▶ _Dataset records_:
"""

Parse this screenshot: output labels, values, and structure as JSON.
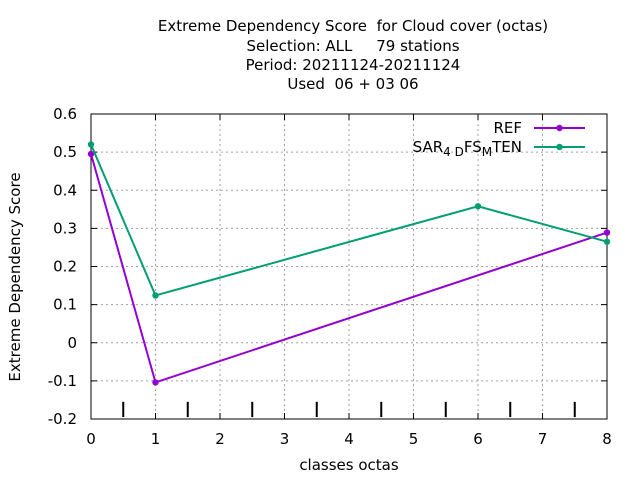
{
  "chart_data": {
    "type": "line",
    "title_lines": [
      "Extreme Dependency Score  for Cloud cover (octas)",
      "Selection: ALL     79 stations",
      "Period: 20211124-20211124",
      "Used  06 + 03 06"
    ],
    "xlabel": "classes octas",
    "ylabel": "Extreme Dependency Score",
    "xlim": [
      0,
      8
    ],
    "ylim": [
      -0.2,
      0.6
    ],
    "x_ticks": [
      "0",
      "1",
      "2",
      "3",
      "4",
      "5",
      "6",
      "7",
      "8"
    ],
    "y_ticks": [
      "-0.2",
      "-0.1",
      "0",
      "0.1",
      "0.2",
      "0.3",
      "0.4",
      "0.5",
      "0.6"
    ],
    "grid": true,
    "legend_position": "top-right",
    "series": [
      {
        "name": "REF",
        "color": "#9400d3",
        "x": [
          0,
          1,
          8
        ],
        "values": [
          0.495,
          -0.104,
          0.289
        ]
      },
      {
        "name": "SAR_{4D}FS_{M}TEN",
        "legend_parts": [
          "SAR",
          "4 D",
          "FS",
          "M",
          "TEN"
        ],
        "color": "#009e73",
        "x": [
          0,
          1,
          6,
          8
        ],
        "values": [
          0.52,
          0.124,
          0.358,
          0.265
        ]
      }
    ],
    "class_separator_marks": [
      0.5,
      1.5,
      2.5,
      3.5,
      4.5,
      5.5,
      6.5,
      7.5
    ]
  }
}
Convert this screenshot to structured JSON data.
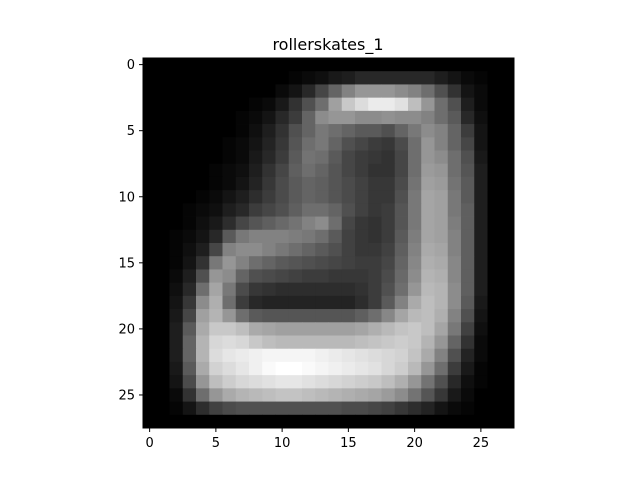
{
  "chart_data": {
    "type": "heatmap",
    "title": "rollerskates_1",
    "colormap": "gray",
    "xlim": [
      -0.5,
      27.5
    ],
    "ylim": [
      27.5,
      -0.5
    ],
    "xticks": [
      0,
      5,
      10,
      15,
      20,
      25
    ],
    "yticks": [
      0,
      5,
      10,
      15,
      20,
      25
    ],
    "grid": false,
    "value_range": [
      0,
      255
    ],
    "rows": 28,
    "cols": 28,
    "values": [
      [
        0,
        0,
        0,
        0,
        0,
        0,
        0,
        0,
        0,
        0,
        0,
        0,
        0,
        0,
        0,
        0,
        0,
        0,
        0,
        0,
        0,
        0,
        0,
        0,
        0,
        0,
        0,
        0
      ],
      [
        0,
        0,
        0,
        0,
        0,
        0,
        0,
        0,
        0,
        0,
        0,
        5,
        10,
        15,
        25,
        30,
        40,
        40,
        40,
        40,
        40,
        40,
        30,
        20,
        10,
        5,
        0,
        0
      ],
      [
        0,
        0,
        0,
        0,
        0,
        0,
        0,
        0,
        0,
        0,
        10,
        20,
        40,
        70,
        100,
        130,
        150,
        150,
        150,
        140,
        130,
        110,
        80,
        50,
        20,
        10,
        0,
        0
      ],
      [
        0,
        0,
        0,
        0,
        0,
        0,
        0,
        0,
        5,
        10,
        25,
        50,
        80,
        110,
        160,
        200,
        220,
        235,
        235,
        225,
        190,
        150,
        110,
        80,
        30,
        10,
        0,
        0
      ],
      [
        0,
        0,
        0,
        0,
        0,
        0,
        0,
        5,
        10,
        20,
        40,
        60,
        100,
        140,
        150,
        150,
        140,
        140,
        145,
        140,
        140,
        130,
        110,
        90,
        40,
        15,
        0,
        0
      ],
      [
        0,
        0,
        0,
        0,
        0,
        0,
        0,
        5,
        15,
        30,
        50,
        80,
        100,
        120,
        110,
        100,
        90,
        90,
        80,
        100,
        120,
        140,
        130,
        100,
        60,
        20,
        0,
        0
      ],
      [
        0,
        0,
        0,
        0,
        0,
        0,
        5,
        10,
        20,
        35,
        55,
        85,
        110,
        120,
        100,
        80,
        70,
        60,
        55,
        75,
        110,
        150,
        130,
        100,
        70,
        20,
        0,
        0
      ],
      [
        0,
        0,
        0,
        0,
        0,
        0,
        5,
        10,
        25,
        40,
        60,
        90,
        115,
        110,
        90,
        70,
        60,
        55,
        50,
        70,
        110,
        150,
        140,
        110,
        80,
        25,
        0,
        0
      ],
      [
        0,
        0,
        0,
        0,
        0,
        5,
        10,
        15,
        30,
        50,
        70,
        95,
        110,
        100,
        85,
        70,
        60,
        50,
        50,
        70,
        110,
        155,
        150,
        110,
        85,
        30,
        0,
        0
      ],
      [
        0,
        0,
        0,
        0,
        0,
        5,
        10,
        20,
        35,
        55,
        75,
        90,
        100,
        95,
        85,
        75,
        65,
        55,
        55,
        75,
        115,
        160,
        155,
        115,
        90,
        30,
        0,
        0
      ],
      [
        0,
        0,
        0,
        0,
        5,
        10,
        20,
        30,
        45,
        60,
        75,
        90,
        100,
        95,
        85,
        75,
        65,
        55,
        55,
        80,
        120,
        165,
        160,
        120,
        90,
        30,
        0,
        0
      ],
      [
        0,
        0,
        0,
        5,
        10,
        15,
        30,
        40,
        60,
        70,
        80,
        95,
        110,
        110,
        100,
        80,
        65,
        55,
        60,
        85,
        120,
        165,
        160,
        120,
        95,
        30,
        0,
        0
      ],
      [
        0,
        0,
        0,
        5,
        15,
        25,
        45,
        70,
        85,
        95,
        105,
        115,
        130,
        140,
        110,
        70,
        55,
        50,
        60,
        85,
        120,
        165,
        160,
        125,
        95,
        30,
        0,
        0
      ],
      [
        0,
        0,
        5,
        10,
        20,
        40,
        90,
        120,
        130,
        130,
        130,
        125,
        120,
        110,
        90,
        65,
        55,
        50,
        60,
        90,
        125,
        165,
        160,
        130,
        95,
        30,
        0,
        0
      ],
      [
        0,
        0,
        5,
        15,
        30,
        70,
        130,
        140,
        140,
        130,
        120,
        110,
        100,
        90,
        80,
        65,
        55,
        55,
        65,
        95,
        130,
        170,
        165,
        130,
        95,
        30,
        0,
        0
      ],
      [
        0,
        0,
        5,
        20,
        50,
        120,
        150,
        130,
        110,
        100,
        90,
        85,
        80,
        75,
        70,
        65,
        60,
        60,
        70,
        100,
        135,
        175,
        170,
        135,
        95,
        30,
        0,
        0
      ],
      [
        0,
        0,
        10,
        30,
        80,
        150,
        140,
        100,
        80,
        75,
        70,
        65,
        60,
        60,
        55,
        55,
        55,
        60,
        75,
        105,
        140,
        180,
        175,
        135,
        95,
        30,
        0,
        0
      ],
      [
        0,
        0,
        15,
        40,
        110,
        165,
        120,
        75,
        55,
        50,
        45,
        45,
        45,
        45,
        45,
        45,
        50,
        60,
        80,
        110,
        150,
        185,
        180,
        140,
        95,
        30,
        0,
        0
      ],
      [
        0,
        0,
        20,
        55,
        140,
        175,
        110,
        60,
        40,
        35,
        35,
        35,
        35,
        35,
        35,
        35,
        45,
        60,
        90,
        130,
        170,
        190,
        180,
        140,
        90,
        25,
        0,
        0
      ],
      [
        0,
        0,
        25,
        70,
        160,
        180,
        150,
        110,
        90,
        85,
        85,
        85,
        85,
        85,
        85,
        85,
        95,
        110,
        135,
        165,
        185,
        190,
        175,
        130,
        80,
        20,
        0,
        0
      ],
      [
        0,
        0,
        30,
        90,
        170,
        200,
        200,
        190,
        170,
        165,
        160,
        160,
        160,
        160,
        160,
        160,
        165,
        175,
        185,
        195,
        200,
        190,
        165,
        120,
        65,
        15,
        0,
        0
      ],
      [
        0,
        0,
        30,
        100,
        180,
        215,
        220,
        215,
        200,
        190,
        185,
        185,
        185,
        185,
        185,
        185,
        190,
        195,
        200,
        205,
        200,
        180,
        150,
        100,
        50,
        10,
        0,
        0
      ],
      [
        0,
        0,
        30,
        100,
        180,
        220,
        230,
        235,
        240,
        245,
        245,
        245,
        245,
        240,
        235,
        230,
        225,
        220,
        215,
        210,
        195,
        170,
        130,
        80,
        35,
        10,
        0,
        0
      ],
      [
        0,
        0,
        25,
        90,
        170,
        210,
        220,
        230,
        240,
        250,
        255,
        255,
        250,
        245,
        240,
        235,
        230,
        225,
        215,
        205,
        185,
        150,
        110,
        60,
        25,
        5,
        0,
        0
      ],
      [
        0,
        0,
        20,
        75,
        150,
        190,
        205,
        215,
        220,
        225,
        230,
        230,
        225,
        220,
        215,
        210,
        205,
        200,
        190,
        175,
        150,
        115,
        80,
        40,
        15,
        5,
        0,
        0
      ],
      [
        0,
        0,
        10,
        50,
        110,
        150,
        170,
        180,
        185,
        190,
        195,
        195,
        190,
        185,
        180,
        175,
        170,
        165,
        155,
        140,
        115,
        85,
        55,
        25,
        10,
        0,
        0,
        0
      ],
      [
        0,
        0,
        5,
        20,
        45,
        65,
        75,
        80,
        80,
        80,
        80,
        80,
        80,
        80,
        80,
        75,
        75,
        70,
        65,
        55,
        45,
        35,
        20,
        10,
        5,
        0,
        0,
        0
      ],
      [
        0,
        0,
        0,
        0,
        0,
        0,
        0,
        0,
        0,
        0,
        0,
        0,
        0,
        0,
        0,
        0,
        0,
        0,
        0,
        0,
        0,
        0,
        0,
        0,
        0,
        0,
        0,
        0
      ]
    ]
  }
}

"""
"""

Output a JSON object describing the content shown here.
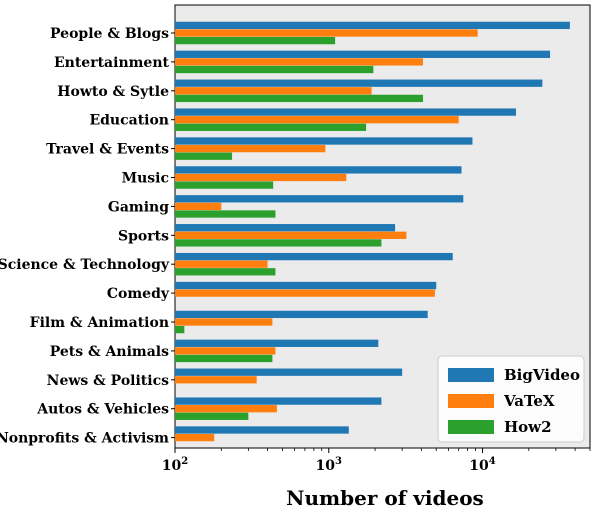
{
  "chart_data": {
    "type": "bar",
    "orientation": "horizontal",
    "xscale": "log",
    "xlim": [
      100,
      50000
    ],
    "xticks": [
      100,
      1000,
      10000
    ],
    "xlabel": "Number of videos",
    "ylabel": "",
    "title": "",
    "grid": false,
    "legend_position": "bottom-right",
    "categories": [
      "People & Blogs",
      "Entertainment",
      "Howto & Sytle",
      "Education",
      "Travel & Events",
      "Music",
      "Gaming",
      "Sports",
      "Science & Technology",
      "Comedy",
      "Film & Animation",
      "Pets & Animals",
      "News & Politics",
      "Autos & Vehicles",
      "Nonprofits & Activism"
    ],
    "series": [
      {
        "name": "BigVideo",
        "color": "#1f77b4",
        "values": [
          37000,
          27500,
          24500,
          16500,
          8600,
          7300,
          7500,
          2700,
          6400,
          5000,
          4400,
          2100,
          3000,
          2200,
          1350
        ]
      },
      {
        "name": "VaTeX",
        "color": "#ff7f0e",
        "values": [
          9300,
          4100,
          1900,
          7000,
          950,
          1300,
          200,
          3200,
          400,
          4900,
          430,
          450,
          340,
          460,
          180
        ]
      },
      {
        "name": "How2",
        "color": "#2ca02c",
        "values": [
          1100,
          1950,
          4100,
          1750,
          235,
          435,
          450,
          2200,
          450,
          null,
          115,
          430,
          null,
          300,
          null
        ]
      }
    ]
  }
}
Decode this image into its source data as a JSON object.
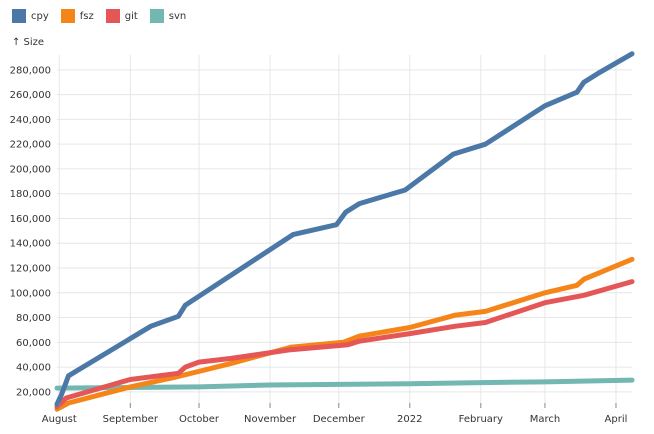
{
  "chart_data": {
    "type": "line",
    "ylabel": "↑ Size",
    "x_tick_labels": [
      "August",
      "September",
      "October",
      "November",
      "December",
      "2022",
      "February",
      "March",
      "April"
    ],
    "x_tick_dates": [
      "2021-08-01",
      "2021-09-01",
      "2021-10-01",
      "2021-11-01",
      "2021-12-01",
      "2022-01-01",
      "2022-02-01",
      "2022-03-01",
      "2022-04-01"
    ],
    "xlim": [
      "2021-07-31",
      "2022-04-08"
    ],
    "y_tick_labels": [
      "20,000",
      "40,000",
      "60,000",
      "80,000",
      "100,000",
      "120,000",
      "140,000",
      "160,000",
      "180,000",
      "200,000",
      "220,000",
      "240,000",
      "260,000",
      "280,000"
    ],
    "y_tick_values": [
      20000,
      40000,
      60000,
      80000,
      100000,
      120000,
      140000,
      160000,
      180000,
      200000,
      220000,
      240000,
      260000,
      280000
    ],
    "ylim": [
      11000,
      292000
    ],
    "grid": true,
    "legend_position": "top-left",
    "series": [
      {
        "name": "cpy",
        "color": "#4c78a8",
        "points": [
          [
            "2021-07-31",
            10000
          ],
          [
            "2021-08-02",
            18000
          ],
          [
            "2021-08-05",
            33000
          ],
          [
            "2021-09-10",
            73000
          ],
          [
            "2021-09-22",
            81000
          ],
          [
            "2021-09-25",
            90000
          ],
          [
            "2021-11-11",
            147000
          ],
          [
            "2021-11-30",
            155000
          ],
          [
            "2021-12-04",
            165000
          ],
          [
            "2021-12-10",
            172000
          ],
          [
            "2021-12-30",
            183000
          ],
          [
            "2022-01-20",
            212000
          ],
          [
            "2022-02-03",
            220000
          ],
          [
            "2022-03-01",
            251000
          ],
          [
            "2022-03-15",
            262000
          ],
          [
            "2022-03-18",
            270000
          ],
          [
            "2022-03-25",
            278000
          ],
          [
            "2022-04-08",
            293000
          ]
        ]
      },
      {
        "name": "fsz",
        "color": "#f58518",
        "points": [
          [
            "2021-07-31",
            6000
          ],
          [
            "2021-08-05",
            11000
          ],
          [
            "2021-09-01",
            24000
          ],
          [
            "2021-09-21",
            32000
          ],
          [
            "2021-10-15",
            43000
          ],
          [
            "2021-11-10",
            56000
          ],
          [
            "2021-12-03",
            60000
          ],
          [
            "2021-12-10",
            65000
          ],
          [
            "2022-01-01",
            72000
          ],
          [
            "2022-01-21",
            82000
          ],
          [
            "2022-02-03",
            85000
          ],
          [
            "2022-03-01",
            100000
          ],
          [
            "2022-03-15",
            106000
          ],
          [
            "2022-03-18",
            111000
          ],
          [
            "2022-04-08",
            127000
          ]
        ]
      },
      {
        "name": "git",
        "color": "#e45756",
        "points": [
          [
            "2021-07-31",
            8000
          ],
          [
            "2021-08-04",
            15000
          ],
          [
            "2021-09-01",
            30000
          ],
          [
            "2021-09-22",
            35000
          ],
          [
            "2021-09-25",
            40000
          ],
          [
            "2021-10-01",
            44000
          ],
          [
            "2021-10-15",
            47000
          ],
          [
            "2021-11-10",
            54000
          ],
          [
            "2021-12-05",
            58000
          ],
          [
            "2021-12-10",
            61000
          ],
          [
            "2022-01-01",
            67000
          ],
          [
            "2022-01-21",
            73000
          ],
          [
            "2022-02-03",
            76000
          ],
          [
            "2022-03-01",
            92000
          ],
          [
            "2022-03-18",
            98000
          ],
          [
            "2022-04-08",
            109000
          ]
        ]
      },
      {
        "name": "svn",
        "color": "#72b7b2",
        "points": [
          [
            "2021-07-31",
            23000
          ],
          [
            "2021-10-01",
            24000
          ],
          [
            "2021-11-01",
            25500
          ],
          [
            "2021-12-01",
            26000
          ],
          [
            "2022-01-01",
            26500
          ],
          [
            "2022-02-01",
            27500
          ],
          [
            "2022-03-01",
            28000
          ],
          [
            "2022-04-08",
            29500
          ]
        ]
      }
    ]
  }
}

"""

▶ _AIM_: Filter the records, keeping only lines that contain "this", and show those lines.

▶ _RESPONSE TO THE EXERCISE_:
Parse this screenshot: output labels, values, and structure as JSON.
Convert this screenshot to structured JSON data.
Decode this image into its source data as a JSON object.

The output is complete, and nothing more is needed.